*Data shown*:
— start —

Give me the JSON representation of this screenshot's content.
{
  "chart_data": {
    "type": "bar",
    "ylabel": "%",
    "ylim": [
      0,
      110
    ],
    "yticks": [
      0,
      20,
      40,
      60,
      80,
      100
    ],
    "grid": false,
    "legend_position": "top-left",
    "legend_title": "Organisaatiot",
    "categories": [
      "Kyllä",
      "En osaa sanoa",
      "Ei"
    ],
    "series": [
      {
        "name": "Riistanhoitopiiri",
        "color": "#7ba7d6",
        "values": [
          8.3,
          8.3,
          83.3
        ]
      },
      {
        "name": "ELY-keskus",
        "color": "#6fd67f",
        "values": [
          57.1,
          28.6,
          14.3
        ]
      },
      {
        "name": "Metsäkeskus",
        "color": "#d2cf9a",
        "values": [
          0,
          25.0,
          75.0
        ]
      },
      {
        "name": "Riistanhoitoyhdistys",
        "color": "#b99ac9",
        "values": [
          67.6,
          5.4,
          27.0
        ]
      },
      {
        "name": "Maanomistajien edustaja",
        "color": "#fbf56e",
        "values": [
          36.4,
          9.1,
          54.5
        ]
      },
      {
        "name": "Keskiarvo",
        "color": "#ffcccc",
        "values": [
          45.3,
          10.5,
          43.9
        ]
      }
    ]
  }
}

— end —

*Exercise details*: Please output the entries above, every line exactly as it reads.

*Written response*:
Give me the JSON representation of this screenshot's content.
{
  "chart_data": {
    "type": "bar",
    "ylabel": "%",
    "ylim": [
      0,
      110
    ],
    "yticks": [
      0,
      20,
      40,
      60,
      80,
      100
    ],
    "grid": false,
    "legend_position": "top-left",
    "legend_title": "Organisaatiot",
    "categories": [
      "Kyllä",
      "En osaa sanoa",
      "Ei"
    ],
    "series": [
      {
        "name": "Riistanhoitopiiri",
        "color": "#7ba7d6",
        "values": [
          8.3,
          8.3,
          83.3
        ]
      },
      {
        "name": "ELY-keskus",
        "color": "#6fd67f",
        "values": [
          57.1,
          28.6,
          14.3
        ]
      },
      {
        "name": "Metsäkeskus",
        "color": "#d2cf9a",
        "values": [
          0,
          25.0,
          75.0
        ]
      },
      {
        "name": "Riistanhoitoyhdistys",
        "color": "#b99ac9",
        "values": [
          67.6,
          5.4,
          27.0
        ]
      },
      {
        "name": "Maanomistajien edustaja",
        "color": "#fbf56e",
        "values": [
          36.4,
          9.1,
          54.5
        ]
      },
      {
        "name": "Keskiarvo",
        "color": "#ffcccc",
        "values": [
          45.3,
          10.5,
          43.9
        ]
      }
    ]
  }
}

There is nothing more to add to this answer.